INSTRUCTIONS FOR THE TASK >> Reproduce every line of the listing below, character for character.
══ RAW RECORDS ══
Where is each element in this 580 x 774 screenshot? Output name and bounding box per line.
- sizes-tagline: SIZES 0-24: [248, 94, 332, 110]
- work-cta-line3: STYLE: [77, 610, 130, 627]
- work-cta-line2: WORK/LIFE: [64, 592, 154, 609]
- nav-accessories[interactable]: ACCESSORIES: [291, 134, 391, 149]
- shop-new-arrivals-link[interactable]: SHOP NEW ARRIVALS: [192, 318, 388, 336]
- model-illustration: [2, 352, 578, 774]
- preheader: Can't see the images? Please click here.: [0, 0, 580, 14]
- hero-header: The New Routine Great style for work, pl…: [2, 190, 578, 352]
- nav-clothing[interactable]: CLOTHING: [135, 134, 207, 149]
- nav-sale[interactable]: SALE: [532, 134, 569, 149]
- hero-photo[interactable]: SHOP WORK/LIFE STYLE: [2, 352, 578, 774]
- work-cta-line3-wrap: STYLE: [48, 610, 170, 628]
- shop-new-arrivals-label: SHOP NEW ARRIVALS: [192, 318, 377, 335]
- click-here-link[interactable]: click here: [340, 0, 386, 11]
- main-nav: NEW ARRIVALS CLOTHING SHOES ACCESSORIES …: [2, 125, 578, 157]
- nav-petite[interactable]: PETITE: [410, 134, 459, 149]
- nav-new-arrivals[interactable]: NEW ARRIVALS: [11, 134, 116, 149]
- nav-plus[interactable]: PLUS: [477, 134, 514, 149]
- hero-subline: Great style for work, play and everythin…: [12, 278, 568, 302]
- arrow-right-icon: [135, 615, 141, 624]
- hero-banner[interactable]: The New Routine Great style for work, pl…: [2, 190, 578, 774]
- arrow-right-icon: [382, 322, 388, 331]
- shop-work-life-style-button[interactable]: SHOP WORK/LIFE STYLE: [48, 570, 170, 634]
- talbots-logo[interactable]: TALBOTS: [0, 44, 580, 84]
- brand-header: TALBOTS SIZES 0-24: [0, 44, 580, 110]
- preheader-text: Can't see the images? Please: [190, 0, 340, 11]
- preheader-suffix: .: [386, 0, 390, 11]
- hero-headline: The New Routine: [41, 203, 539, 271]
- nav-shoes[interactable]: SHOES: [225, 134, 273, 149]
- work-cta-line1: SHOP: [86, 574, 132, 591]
═══
SOLVED EXERCISE >>
Where is each element in this 580 x 774 screenshot? Output name and bounding box per line.
- sizes-tagline: SIZES 0-24: [248, 94, 332, 110]
- work-cta-line3: STYLE: [77, 610, 130, 627]
- work-cta-line2: WORK/LIFE: [64, 592, 154, 609]
- nav-accessories[interactable]: ACCESSORIES: [291, 134, 391, 149]
- shop-new-arrivals-link[interactable]: SHOP NEW ARRIVALS: [192, 318, 388, 336]
- model-illustration: [2, 352, 578, 774]
- preheader: Can't see the images? Please click here.: [0, 0, 580, 14]
- hero-header: The New Routine Great style for work, pl…: [2, 190, 578, 352]
- nav-clothing[interactable]: CLOTHING: [135, 134, 207, 149]
- nav-sale[interactable]: SALE: [532, 134, 569, 149]
- hero-photo[interactable]: SHOP WORK/LIFE STYLE: [2, 352, 578, 774]
- work-cta-line3-wrap: STYLE: [48, 610, 170, 628]
- shop-new-arrivals-label: SHOP NEW ARRIVALS: [192, 318, 377, 335]
- click-here-link[interactable]: click here: [340, 0, 386, 11]
- main-nav: NEW ARRIVALS CLOTHING SHOES ACCESSORIES …: [2, 125, 578, 157]
- nav-petite[interactable]: PETITE: [410, 134, 459, 149]
- nav-new-arrivals[interactable]: NEW ARRIVALS: [11, 134, 116, 149]
- nav-plus[interactable]: PLUS: [477, 134, 514, 149]
- hero-subline: Great style for work, play and everythin…: [12, 278, 568, 302]
- arrow-right-icon: [135, 615, 141, 624]
- hero-banner[interactable]: The New Routine Great style for work, pl…: [2, 190, 578, 774]
- arrow-right-icon: [382, 322, 388, 331]
- shop-work-life-style-button[interactable]: SHOP WORK/LIFE STYLE: [48, 570, 170, 634]
- talbots-logo[interactable]: TALBOTS: [0, 44, 580, 84]
- brand-header: TALBOTS SIZES 0-24: [0, 44, 580, 110]
- preheader-text: Can't see the images? Please: [190, 0, 340, 11]
- preheader-suffix: .: [386, 0, 390, 11]
- hero-headline: The New Routine: [41, 203, 539, 271]
- nav-shoes[interactable]: SHOES: [225, 134, 273, 149]
- work-cta-line1: SHOP: [86, 574, 132, 591]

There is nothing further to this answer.